TASK DESCRIPTION: Copy out each line exactly as it appears.
+--
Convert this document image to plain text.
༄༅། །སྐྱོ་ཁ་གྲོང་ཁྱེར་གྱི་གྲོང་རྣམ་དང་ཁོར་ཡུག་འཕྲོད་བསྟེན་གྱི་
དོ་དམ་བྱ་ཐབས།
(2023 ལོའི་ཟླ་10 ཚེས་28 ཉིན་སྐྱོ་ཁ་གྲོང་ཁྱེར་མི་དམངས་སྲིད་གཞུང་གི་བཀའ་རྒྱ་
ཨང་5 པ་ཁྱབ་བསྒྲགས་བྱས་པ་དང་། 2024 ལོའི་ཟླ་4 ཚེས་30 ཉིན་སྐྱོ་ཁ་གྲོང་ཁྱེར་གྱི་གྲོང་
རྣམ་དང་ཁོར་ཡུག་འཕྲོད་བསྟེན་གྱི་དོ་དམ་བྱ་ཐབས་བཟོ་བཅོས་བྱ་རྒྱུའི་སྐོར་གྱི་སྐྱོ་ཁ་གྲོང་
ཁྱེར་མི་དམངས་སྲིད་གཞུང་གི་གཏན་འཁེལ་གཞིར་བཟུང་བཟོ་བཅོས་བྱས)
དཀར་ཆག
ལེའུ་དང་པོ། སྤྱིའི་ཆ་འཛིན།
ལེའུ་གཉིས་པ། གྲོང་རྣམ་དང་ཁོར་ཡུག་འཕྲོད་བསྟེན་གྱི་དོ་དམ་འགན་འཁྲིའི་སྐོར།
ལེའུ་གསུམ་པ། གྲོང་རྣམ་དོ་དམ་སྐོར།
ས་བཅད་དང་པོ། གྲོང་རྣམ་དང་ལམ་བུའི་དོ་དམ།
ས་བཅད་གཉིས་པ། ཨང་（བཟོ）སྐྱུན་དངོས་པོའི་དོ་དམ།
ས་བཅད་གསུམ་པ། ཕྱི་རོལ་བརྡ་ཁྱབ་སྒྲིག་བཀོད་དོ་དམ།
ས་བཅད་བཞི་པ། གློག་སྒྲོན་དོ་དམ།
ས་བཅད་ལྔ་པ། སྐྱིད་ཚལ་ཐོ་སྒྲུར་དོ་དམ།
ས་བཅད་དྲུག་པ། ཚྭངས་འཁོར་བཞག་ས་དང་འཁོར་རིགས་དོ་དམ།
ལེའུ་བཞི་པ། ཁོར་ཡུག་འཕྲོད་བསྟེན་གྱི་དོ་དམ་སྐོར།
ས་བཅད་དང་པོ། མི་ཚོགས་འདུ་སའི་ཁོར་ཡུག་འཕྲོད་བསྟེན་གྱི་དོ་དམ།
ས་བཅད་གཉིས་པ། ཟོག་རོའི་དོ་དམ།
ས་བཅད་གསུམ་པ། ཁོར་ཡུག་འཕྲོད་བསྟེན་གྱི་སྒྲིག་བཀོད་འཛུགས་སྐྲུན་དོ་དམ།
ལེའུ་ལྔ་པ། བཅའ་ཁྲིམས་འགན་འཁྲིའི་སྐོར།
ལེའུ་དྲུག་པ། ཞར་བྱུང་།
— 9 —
+--
OUTPUT BELOW:
Convert this document image to plain text.
༄༅། །སྐྱོ་ཁ་གྲོང་ཁྱེར་གྱི་གྲོང་རྣམ་དང་ཁོར་ཡུག་འཕྲོད་བསྟེན་གྱི་
དོ་དམ་བྱ་ཐབས།
(2023 ལོའི་ཟླ་10 ཚེས་28 ཉིན་སྐྱོ་ཁ་གྲོང་ཁྱེར་མི་དམངས་སྲིད་གཞུང་གི་བཀའ་རྒྱ་
ཨང་5 པ་ཁྱབ་བསྒྲགས་བྱས་པ་དང་། 2024 ལོའི་ཟླ་4 ཚེས་30 ཉིན་སྐྱོ་ཁ་གྲོང་ཁྱེར་གྱི་གྲོང་
རྣམ་དང་ཁོར་ཡུག་འཕྲོད་བསྟེན་གྱི་དོ་དམ་བྱ་ཐབས་བཟོ་བཅོས་བྱ་རྒྱུའི་སྐོར་གྱི་སྐྱོ་ཁ་གྲོང་
ཁྱེར་མི་དམངས་སྲིད་གཞུང་གི་གཏན་འཁེལ་གཞིར་བཟུང་བཟོ་བཅོས་བྱས)
དཀར་ཆག
ལེའུ་དང་པོ། སྤྱིའི་ཆ་འཛིན།
ལེའུ་གཉིས་པ། གྲོང་རྣམ་དང་ཁོར་ཡུག་འཕྲོད་བསྟེན་གྱི་དོ་དམ་འགན་འཁྲིའི་སྐོར།
ལེའུ་གསུམ་པ། གྲོང་རྣམ་དོ་དམ་སྐོར།
ས་བཅད་དང་པོ། གྲོང་རྣམ་དང་ལམ་བུའི་དོ་དམ།
ས་བཅད་གཉིས་པ། ཨང་（བཟོ）སྐྱུན་དངོས་པོའི་དོ་དམ།
ས་བཅད་གསུམ་པ། ཕྱི་རོལ་བརྡ་ཁྱབ་སྒྲིག་བཀོད་དོ་དམ།
ས་བཅད་བཞི་པ། གློག་སྒྲོན་དོ་དམ།
ས་བཅད་ལྔ་པ། སྐྱིད་ཚལ་ཐོ་སྒྲུར་དོ་དམ།
ས་བཅད་དྲུག་པ། ཚྭངས་འཁོར་བཞག་ས་དང་འཁོར་རིགས་དོ་དམ།
ལེའུ་བཞི་པ། ཁོར་ཡུག་འཕྲོད་བསྟེན་གྱི་དོ་དམ་སྐོར།
ས་བཅད་དང་པོ། མི་ཚོགས་འདུ་སའི་ཁོར་ཡུག་འཕྲོད་བསྟེན་གྱི་དོ་དམ།
ས་བཅད་གཉིས་པ། ཟོག་རོའི་དོ་དམ།
ས་བཅད་གསུམ་པ། ཁོར་ཡུག་འཕྲོད་བསྟེན་གྱི་སྒྲིག་བཀོད་འཛུགས་སྐྲུན་དོ་དམ།
ལེའུ་ལྔ་པ། བཅའ་ཁྲིམས་འགན་འཁྲིའི་སྐོར།
ལེའུ་དྲུག་པ། ཞར་བྱུང་།
— 9 —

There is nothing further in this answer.